:: Exercise goal ::
Identify all lines in the data containing the string "Time". Copy them out.

--- BEGIN Entries ---

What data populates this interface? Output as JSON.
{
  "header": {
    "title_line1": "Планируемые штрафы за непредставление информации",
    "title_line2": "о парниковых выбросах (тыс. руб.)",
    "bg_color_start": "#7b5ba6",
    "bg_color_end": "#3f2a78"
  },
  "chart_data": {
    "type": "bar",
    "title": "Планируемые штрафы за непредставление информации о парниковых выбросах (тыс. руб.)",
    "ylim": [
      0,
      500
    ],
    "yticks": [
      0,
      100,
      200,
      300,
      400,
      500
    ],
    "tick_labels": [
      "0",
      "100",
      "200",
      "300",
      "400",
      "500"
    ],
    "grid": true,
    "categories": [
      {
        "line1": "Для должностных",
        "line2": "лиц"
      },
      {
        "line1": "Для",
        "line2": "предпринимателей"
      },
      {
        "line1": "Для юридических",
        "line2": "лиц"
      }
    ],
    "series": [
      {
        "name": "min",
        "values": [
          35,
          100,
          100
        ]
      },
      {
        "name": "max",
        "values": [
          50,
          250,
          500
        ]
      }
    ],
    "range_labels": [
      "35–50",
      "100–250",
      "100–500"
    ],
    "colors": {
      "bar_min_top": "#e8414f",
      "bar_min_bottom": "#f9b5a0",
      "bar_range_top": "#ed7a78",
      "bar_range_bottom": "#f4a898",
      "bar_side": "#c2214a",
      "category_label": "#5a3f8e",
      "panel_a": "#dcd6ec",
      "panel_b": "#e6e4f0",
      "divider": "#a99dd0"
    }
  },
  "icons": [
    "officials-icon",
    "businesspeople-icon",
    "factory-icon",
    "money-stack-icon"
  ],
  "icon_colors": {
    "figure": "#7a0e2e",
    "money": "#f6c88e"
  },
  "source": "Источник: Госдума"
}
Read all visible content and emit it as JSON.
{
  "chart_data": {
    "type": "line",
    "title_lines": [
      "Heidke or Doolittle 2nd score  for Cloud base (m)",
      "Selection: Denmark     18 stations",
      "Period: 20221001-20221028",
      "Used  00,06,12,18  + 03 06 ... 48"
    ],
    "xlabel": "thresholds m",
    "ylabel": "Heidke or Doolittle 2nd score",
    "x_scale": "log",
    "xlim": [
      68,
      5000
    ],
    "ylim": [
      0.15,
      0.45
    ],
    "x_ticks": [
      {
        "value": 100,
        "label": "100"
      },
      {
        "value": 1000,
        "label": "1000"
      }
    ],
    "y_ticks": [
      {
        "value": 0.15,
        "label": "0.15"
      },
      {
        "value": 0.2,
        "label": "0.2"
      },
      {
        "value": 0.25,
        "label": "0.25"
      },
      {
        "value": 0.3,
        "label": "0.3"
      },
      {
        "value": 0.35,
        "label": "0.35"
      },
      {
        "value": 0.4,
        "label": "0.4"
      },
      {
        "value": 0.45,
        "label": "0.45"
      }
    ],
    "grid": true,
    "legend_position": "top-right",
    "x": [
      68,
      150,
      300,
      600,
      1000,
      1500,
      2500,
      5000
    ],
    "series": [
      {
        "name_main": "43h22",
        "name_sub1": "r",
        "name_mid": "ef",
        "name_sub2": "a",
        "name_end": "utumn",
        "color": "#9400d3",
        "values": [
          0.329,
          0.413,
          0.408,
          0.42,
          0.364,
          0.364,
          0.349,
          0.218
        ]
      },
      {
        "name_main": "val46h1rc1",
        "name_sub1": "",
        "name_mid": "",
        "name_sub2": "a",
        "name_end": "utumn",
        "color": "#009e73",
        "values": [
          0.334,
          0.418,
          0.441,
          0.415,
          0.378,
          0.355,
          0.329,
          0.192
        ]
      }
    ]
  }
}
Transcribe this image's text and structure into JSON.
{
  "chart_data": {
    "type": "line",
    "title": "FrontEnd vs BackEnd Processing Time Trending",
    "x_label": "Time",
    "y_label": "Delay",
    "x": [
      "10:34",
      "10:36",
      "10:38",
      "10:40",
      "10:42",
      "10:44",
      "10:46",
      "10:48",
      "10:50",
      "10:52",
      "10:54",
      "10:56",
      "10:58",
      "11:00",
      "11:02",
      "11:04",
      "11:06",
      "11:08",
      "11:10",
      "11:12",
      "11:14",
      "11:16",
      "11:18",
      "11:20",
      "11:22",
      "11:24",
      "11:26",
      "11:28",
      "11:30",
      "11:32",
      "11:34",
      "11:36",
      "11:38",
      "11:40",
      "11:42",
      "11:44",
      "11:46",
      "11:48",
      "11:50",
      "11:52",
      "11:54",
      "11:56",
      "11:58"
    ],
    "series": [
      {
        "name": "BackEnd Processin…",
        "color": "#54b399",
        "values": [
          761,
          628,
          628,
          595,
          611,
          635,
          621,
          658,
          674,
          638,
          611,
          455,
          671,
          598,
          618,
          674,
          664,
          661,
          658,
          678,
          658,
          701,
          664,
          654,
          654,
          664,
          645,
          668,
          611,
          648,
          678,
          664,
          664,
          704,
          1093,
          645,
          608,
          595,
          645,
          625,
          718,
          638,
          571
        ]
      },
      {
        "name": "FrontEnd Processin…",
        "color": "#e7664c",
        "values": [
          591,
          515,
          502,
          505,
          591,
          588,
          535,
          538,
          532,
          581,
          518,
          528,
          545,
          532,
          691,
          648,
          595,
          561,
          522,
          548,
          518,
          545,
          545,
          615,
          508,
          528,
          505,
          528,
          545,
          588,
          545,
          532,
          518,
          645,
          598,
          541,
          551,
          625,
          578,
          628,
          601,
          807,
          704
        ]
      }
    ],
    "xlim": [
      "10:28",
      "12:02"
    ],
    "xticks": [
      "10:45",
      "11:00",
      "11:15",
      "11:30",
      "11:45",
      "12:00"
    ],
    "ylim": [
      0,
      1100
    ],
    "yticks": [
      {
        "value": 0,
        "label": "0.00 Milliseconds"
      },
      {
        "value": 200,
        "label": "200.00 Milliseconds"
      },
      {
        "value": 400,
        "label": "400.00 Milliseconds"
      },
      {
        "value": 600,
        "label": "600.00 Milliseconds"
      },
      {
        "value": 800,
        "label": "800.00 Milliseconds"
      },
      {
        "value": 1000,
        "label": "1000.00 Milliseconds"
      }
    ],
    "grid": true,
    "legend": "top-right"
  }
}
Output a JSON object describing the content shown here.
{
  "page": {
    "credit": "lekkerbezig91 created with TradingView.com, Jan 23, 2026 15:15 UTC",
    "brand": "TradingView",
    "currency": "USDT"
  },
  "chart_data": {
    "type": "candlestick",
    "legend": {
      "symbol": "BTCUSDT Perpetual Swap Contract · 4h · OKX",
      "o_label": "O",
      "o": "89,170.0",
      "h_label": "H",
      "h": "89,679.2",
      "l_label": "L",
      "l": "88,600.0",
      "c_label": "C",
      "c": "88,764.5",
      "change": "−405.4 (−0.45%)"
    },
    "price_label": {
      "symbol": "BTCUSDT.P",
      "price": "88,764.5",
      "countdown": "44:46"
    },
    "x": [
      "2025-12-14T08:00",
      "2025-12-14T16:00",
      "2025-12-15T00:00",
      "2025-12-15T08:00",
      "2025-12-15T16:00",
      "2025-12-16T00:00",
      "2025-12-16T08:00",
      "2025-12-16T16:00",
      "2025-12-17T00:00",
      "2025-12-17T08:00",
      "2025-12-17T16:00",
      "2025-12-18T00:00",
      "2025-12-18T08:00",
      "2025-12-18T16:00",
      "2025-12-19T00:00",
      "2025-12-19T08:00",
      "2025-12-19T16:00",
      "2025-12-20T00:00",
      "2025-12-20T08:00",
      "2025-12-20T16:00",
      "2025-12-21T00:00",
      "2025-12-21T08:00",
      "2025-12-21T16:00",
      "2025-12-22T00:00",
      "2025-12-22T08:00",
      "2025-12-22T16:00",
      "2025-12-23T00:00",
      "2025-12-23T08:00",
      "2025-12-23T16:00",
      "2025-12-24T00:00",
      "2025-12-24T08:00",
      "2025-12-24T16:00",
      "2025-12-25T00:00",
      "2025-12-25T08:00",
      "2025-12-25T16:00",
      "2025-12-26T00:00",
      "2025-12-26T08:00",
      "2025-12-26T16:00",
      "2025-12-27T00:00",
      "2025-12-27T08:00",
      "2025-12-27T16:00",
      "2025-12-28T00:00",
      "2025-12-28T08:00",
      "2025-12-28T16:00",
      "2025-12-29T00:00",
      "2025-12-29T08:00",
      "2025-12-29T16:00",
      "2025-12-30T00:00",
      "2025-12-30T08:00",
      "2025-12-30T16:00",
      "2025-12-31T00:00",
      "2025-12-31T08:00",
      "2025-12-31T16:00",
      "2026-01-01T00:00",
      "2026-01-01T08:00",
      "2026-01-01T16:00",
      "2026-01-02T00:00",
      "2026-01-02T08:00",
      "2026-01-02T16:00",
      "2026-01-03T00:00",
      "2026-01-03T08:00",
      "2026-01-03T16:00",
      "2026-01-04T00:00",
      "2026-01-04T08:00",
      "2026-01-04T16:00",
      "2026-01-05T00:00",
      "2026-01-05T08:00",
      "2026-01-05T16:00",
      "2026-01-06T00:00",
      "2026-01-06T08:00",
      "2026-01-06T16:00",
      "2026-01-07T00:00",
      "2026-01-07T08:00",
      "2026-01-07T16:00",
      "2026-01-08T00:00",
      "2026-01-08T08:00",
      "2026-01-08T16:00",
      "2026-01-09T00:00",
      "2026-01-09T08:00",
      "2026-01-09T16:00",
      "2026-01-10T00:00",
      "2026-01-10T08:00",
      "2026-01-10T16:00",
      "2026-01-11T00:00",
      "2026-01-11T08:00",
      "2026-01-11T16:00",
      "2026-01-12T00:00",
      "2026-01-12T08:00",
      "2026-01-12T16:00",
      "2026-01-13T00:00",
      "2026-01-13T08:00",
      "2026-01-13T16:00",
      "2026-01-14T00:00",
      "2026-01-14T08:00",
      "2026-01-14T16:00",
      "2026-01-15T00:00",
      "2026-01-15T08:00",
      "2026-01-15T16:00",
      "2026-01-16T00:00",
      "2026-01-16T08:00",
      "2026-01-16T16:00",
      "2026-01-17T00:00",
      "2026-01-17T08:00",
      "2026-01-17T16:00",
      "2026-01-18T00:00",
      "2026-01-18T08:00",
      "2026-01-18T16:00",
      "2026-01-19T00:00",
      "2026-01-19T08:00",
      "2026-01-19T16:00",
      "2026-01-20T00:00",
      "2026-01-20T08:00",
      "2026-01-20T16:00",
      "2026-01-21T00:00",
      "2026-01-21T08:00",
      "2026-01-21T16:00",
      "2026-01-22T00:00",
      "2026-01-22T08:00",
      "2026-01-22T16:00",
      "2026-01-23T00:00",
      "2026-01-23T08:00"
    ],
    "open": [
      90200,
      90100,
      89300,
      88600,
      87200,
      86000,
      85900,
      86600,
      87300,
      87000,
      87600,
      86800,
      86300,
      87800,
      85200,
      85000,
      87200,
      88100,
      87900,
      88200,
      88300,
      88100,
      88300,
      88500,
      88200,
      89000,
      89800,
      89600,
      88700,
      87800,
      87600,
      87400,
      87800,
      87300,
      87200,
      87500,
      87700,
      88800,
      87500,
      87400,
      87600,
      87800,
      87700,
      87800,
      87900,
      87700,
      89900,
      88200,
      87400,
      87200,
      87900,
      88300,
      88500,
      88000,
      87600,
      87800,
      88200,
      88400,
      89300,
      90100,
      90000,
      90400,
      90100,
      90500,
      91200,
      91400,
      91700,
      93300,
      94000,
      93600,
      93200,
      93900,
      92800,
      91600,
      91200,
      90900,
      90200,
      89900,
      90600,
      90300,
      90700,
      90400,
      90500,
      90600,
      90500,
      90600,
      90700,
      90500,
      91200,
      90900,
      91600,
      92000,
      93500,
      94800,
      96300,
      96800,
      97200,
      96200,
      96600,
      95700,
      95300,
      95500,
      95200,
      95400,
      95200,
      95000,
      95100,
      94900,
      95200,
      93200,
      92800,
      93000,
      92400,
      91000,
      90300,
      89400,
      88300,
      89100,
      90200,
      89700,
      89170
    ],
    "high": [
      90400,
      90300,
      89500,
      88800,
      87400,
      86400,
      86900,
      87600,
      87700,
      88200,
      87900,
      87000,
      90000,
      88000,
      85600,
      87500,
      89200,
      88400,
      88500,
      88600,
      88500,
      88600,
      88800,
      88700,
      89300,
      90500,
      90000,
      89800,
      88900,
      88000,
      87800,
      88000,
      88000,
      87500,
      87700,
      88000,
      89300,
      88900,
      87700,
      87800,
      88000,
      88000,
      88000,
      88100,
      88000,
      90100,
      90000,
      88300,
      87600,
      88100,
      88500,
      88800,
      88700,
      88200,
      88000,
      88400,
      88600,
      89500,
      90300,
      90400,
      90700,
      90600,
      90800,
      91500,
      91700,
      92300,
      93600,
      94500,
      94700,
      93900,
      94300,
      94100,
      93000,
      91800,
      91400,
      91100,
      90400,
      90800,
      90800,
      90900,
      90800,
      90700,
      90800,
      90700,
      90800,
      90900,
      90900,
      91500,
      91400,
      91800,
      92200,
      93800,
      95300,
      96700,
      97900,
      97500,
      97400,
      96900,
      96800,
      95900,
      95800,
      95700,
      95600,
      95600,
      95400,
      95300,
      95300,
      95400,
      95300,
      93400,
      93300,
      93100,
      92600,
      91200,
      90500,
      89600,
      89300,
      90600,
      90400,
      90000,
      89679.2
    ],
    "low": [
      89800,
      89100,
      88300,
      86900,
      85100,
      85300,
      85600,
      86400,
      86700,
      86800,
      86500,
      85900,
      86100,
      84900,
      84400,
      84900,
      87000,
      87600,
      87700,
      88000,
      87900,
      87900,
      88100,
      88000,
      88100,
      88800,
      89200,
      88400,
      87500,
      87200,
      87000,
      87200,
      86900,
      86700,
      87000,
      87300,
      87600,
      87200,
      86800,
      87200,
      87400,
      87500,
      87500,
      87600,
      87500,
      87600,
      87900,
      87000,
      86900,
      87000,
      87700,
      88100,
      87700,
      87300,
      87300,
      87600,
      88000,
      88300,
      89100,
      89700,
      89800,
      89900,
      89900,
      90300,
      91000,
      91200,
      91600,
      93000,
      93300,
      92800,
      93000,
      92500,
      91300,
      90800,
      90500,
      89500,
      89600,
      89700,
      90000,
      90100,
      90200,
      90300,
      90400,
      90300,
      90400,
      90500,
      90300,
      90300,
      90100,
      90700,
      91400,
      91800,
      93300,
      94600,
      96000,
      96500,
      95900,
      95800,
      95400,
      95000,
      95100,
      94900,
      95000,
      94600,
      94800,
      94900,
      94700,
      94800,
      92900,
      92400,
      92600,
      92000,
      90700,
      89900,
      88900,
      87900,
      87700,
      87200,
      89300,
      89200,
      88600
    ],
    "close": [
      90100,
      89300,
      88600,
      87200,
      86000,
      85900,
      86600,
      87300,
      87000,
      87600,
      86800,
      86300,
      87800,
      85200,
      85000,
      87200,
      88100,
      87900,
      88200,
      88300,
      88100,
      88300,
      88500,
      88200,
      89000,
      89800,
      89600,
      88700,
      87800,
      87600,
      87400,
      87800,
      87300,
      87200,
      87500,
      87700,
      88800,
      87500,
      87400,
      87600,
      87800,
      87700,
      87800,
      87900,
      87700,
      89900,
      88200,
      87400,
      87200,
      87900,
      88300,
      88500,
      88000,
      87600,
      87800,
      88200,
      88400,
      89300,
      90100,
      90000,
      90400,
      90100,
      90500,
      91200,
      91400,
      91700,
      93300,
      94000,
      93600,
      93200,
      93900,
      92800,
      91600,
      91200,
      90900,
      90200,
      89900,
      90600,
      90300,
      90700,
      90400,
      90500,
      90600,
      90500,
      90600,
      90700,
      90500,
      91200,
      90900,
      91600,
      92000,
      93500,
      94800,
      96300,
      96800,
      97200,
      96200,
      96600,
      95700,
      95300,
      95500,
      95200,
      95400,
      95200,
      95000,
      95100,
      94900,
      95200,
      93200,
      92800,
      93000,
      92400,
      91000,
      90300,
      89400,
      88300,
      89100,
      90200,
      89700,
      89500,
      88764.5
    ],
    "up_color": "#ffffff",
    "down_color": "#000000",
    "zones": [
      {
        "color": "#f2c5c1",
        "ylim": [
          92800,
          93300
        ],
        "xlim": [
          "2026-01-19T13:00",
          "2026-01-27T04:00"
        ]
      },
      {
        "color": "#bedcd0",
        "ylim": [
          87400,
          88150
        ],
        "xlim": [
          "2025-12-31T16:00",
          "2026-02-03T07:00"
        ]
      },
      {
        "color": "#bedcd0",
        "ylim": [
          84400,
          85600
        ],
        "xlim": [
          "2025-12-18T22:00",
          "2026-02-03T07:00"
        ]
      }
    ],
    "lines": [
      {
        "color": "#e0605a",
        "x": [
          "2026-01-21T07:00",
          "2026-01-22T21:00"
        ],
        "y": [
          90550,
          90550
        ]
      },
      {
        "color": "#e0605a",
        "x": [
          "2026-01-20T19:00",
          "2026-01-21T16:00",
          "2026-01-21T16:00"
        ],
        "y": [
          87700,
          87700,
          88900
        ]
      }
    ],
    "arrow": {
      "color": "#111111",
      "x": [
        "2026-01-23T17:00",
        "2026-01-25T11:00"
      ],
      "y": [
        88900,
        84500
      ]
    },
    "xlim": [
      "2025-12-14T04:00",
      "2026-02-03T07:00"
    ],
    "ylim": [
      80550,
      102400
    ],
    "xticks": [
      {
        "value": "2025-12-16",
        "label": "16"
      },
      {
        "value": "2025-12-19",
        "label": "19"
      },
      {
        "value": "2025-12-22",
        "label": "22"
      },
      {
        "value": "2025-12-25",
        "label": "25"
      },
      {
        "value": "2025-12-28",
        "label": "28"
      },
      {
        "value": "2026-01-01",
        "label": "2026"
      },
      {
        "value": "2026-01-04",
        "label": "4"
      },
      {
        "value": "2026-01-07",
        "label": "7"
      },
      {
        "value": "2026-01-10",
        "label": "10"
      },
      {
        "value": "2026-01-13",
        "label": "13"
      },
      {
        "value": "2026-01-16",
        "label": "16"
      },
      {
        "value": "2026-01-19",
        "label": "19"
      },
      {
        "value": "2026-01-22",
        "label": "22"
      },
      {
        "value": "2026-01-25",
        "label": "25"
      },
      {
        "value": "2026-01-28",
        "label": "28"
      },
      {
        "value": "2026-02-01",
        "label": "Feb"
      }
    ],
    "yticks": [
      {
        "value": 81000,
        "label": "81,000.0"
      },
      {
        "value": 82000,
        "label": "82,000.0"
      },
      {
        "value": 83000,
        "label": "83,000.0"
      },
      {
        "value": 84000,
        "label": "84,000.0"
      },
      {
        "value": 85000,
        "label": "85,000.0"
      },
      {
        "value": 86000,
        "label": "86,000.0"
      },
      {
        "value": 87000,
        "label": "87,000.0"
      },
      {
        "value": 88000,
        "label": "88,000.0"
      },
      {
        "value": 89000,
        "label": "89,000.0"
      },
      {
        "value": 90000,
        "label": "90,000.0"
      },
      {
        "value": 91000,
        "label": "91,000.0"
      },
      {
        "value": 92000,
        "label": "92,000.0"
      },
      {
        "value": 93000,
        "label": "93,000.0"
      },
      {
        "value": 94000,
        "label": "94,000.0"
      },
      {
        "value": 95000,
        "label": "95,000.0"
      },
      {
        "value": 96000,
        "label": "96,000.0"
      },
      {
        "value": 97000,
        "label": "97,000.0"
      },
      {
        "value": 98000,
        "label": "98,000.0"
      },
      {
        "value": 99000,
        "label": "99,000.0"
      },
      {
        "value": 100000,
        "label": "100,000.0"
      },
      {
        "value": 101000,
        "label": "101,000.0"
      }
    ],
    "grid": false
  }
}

--- END Entries ---

:: Solution to this problem ::
    "title": "FrontEnd vs BackEnd Processing Time Trending",
    "x_label": "Time",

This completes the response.